## start Record excerpts

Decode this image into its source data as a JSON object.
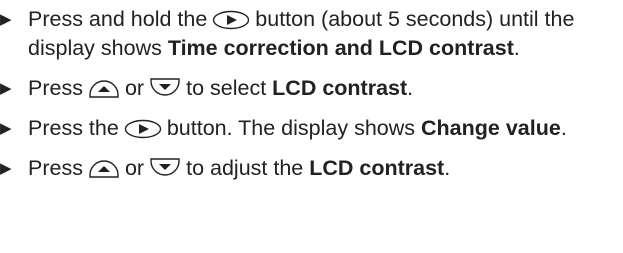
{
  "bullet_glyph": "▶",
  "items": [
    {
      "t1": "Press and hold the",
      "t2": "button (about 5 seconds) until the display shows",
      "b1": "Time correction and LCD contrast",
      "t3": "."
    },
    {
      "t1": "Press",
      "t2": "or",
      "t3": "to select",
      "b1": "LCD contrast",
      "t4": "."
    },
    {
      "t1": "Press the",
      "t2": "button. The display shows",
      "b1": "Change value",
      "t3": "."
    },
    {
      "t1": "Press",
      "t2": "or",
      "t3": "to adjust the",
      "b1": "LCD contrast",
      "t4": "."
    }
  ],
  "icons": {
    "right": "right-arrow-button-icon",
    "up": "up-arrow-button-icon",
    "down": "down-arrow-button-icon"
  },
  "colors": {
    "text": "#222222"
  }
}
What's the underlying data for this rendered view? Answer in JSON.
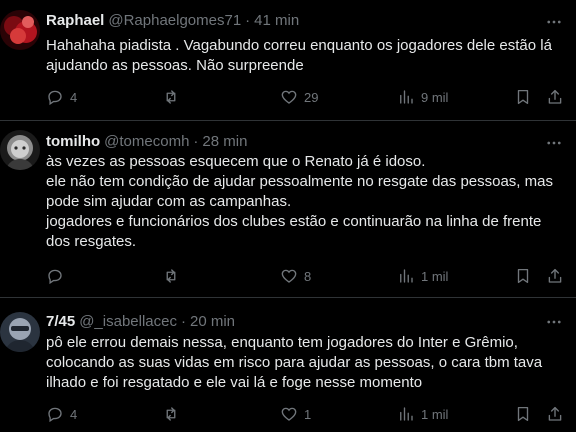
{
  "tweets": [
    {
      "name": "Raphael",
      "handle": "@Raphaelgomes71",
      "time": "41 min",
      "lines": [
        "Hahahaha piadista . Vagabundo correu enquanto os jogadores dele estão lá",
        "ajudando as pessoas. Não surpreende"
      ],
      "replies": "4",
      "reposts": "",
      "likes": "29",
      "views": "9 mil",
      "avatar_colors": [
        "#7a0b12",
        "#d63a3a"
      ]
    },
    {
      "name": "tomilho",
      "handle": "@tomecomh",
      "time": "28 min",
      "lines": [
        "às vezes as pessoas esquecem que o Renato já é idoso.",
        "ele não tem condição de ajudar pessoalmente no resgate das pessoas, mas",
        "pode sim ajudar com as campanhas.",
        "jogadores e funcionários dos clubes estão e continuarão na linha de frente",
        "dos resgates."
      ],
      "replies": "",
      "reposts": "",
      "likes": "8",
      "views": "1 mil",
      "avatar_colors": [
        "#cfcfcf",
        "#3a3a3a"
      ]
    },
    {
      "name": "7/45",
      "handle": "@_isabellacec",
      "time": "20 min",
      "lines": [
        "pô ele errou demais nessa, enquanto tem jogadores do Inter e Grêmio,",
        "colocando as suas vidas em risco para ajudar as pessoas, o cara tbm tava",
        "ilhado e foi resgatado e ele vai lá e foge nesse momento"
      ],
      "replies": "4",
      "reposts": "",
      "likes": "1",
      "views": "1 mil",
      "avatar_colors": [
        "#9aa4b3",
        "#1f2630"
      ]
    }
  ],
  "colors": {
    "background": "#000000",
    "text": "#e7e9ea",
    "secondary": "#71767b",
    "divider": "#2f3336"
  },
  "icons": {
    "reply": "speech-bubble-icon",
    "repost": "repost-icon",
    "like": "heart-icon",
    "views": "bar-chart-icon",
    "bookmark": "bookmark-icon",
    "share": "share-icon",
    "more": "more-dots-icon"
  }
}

## end Record excerpts
## start Record excerpts

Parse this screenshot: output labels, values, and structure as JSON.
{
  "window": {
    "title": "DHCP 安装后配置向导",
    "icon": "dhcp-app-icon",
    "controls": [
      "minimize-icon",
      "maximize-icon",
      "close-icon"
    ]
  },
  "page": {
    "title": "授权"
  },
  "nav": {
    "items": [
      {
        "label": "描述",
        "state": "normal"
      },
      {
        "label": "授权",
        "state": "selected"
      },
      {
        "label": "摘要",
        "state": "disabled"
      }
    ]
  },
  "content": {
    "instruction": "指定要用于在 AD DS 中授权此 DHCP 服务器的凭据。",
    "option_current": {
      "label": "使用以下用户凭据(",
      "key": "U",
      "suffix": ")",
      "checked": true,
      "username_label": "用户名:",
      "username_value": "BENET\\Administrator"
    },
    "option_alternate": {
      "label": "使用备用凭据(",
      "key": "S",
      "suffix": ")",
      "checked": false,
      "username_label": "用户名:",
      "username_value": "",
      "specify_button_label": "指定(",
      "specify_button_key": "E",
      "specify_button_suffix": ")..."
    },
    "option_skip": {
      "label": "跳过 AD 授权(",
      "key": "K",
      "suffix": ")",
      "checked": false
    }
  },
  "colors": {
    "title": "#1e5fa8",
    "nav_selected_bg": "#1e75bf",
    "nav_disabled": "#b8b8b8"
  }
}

## end Record excerpts

• [Directions]:
Extract all lines of the records above that include "display".

• [Solution]:
      "t2": "button (about 5 seconds) until the display shows",
      "t2": "button. The display shows",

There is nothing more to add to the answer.